Glover rebounded as best he could and did serve in a few political positions, including in the Massachusetts State Legislature and as a Selectman for Marblehead. One highlight of the post-war years was when President George Washington stopped over in Marblehead and was entertained by his former subordinate.
On January 30, 1797, Glover passed away from hepatitis at the age of 64 and became one of the greatest leaders of the American Revolution you have never heard of.
In the lowest depths of one of the coldest winters in the American Revolution, the Continental Army uncovered the dedication that the core of the military movement had.
Suffering was beyond comparison.
The cause was supply, the crux of many an army before and after the Revolutionary War. The issue started from the top, the quartermaster general position.
“The lack of a competent, effective quartermaster general for the period from October 10, 1777 to May 2, 1778 threatened the Continental Army’s existence more than the enemy” wrote author and historian Herman O. Benninghoff, II.

### Supplied entries

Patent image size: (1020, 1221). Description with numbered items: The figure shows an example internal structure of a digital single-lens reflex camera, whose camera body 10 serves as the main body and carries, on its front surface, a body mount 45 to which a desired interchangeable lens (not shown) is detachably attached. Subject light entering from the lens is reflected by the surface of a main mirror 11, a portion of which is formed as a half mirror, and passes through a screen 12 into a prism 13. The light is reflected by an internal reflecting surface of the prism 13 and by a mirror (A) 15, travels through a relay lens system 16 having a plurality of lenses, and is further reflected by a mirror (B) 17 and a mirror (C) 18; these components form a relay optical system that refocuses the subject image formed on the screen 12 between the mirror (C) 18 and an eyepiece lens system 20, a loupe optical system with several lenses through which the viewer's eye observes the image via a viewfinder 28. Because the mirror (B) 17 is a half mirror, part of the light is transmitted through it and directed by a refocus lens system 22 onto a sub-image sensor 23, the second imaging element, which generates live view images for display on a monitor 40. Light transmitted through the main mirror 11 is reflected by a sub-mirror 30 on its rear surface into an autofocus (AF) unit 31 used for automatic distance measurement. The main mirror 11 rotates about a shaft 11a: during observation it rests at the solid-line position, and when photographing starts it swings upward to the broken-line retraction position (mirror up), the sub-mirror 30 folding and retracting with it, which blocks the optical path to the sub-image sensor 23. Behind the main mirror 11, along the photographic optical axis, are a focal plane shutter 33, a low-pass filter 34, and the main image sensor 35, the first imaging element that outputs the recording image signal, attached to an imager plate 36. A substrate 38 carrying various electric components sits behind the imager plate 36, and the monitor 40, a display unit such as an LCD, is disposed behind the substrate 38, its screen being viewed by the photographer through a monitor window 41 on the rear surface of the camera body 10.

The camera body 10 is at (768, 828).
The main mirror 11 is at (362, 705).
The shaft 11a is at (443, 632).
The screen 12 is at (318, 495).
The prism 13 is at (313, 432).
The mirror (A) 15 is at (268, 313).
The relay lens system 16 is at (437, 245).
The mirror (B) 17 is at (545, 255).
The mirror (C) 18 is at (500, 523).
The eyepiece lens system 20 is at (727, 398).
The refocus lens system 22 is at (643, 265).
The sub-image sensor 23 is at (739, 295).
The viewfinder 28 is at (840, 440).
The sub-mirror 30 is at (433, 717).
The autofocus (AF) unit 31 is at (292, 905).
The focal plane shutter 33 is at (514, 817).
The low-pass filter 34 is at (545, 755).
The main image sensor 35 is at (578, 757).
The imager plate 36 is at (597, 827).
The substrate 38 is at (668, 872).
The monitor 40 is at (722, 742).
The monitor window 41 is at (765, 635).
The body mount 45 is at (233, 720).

### Exercises to complete
**1)** In the Revolutionary War passage, rewrite the part from "Glover rebounded as" to "quartermaster general position.", switching "passed away" for "died".
**2)** List every full calendar date (month, day and year) in the Revolutionary War passage.

### Answers below
**1)**
Glover rebounded as best he could and did serve in a few political positions, including in the Massachusetts State Legislature and as a Selectman for Marblehead. One highlight of the post-war years was when President George Washington stopped over in Marblehead and was entertained by his former subordinate.
On January 30, 1797, Glover died from hepatitis at the age of 64 and became one of the greatest leaders of the American Revolution you have never heard of.
In the lowest depths of one of the coldest winters in the American Revolution, the Continental Army uncovered the dedication that the core of the military movement had.
Suffering was beyond comparison.
The cause was supply, the crux of many an army before and after the Revolutionary War. The issue started from the top, the quartermaster general position.

**2)**
- January 30, 1797
- October 10, 1777
- May 2, 1778